### STATED PROBLEM
Every entry must be copied word for word.

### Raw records
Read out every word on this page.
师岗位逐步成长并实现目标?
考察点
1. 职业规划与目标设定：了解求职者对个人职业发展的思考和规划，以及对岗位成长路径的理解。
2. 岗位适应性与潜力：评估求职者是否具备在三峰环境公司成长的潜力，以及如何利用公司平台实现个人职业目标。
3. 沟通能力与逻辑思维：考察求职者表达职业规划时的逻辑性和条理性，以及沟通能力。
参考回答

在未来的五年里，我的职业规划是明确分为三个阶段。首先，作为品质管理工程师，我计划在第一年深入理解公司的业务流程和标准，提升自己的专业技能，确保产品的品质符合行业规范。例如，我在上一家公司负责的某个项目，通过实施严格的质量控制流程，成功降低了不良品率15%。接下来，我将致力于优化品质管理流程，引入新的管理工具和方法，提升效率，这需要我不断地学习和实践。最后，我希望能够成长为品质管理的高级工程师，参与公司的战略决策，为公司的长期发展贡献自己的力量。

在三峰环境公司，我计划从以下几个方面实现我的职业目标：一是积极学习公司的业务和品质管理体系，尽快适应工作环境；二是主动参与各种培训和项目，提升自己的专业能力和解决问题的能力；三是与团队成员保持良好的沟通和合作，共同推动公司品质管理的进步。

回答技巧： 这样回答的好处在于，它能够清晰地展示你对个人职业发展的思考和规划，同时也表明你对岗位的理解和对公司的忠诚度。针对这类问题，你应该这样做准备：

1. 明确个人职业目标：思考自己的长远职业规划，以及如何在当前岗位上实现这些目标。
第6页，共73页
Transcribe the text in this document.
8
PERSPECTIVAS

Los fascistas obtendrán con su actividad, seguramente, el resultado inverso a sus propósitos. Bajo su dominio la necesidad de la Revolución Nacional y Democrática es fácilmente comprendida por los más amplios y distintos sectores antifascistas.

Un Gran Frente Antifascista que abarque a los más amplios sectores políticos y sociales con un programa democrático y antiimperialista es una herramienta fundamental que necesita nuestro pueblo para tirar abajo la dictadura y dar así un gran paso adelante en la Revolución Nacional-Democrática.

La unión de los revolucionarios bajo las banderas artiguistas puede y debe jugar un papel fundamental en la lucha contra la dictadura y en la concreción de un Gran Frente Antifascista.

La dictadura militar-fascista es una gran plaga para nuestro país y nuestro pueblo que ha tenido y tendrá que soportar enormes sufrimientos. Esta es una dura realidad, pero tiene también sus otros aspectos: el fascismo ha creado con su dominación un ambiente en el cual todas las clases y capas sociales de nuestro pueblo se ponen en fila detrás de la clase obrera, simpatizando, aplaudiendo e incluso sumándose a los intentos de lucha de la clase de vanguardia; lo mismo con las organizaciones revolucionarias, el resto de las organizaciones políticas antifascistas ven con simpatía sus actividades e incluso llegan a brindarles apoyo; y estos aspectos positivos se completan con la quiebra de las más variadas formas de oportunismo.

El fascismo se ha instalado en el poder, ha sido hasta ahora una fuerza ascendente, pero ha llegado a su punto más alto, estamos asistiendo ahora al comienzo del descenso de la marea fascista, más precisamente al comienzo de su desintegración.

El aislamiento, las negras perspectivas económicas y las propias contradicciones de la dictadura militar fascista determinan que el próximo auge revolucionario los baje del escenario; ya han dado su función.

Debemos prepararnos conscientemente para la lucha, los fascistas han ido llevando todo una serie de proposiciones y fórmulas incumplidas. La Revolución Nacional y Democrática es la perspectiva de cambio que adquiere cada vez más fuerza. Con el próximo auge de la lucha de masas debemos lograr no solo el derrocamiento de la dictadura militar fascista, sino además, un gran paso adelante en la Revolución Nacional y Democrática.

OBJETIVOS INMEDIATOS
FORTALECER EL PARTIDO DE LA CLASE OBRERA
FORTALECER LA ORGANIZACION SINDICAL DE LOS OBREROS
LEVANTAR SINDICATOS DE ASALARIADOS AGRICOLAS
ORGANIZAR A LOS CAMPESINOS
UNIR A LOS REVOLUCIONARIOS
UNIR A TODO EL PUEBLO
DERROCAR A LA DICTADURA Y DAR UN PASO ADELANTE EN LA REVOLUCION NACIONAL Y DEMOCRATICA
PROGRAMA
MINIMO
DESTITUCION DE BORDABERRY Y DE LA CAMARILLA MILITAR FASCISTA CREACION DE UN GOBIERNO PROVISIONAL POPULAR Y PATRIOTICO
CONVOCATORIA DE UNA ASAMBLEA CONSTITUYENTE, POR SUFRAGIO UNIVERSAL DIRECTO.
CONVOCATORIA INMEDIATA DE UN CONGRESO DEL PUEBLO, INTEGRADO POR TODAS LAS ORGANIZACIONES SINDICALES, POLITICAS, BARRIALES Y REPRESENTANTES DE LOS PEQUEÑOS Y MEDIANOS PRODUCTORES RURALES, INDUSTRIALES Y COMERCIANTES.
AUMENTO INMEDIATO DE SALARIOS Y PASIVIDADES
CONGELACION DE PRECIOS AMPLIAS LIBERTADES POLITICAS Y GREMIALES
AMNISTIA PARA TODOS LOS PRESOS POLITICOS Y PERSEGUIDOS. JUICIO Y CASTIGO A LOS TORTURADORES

### RIGHT ANSWER
Read out every word on this page.
师岗位逐步成长并实现目标?
考察点
1. 职业规划与目标设定：了解求职者对个人职业发展的思考和规划，以及对岗位成长路径的理解。
2. 岗位适应性与潜力：评估求职者是否具备在三峰环境公司成长的潜力，以及如何利用公司平台实现个人职业目标。
3. 沟通能力与逻辑思维：考察求职者表达职业规划时的逻辑性和条理性，以及沟通能力。
参考回答

在未来的五年里，我的职业规划是明确分为三个阶段。首先，作为品质管理工程师，我计划在第一年深入理解公司的业务流程和标准，提升自己的专业技能，确保产品的品质符合行业规范。例如，我在上一家公司负责的某个项目，通过实施严格的质量控制流程，成功降低了不良品率15%。接下来，我将致力于优化品质管理流程，引入新的管理工具和方法，提升效率，这需要我不断地学习和实践。最后，我希望能够成长为品质管理的高级工程师，参与公司的战略决策，为公司的长期发展贡献自己的力量。

在三峰环境公司，我计划从以下几个方面实现我的职业目标：一是积极学习公司的业务和品质管理体系，尽快适应工作环境；二是主动参与各种培训和项目，提升自己的专业能力和解决问题的能力；三是与团队成员保持良好的沟通和合作，共同推动公司品质管理的进步。

回答技巧： 这样回答的好处在于，它能够清晰地展示你对个人职业发展的思考和规划，同时也表明你对岗位的理解和对公司的忠诚度。针对这类问题，你应该这样做准备：

1. 明确个人职业目标：思考自己的长远职业规划，以及如何在当前岗位上实现这些目标。
第6页，共73页
Transcribe the text in this document.
8
PERSPECTIVAS

Los fascistas obtendrán con su actividad, seguramente, el resultado inverso a sus propósitos. Bajo su dominio la necesidad de la Revolución Nacional y Democrática es fácilmente comprendida por los más amplios y distintos sectores antifascistas.

Un Gran Frente Antifascista que abarque a los más amplios sectores políticos y sociales con un programa democrático y antiimperialista es una herramienta fundamental que necesita nuestro pueblo para tirar abajo la dictadura y dar así un gran paso adelante en la Revolución Nacional-Democrática.

La unión de los revolucionarios bajo las banderas artiguistas puede y debe jugar un papel fundamental en la lucha contra la dictadura y en la concreción de un Gran Frente Antifascista.

La dictadura militar-fascista es una gran plaga para nuestro país y nuestro pueblo que ha tenido y tendrá que soportar enormes sufrimientos. Esta es una dura realidad, pero tiene también sus otros aspectos: el fascismo ha creado con su dominación un ambiente en el cual todas las clases y capas sociales de nuestro pueblo se ponen en fila detrás de la clase obrera, simpatizando, aplaudiendo e incluso sumándose a los intentos de lucha de la clase de vanguardia; lo mismo con las organizaciones revolucionarias, el resto de las organizaciones políticas antifascistas ven con simpatía sus actividades e incluso llegan a brindarles apoyo; y estos aspectos positivos se completan con la quiebra de las más variadas formas de oportunismo.

El fascismo se ha instalado en el poder, ha sido hasta ahora una fuerza ascendente, pero ha llegado a su punto más alto, estamos asistiendo ahora al comienzo del descenso de la marea fascista, más precisamente al comienzo de su desintegración.

El aislamiento, las negras perspectivas económicas y las propias contradicciones de la dictadura militar fascista determinan que el próximo auge revolucionario los baje del escenario; ya han dado su función.

Debemos prepararnos conscientemente para la lucha, los fascistas han ido llevando todo una serie de proposiciones y fórmulas incumplidas. La Revolución Nacional y Democrática es la perspectiva de cambio que adquiere cada vez más fuerza. Con el próximo auge de la lucha de masas debemos lograr no solo el derrocamiento de la dictadura militar fascista, sino además, un gran paso adelante en la Revolución Nacional y Democrática.

OBJETIVOS INMEDIATOS
FORTALECER EL PARTIDO DE LA CLASE OBRERA
FORTALECER LA ORGANIZACION SINDICAL DE LOS OBREROS
LEVANTAR SINDICATOS DE ASALARIADOS AGRICOLAS
ORGANIZAR A LOS CAMPESINOS
UNIR A LOS REVOLUCIONARIOS
UNIR A TODO EL PUEBLO
DERROCAR A LA DICTADURA Y DAR UN PASO ADELANTE EN LA REVOLUCION NACIONAL Y DEMOCRATICA
PROGRAMA
MINIMO
DESTITUCION DE BORDABERRY Y DE LA CAMARILLA MILITAR FASCISTA CREACION DE UN GOBIERNO PROVISIONAL POPULAR Y PATRIOTICO
CONVOCATORIA DE UNA ASAMBLEA CONSTITUYENTE, POR SUFRAGIO UNIVERSAL DIRECTO.
CONVOCATORIA INMEDIATA DE UN CONGRESO DEL PUEBLO, INTEGRADO POR TODAS LAS ORGANIZACIONES SINDICALES, POLITICAS, BARRIALES Y REPRESENTANTES DE LOS PEQUEÑOS Y MEDIANOS PRODUCTORES RURALES, INDUSTRIALES Y COMERCIANTES.
AUMENTO INMEDIATO DE SALARIOS Y PASIVIDADES
CONGELACION DE PRECIOS AMPLIAS LIBERTADES POLITICAS Y GREMIALES
AMNISTIA PARA TODOS LOS PRESOS POLITICOS Y PERSEGUIDOS. JUICIO Y CASTIGO A LOS TORTURADORES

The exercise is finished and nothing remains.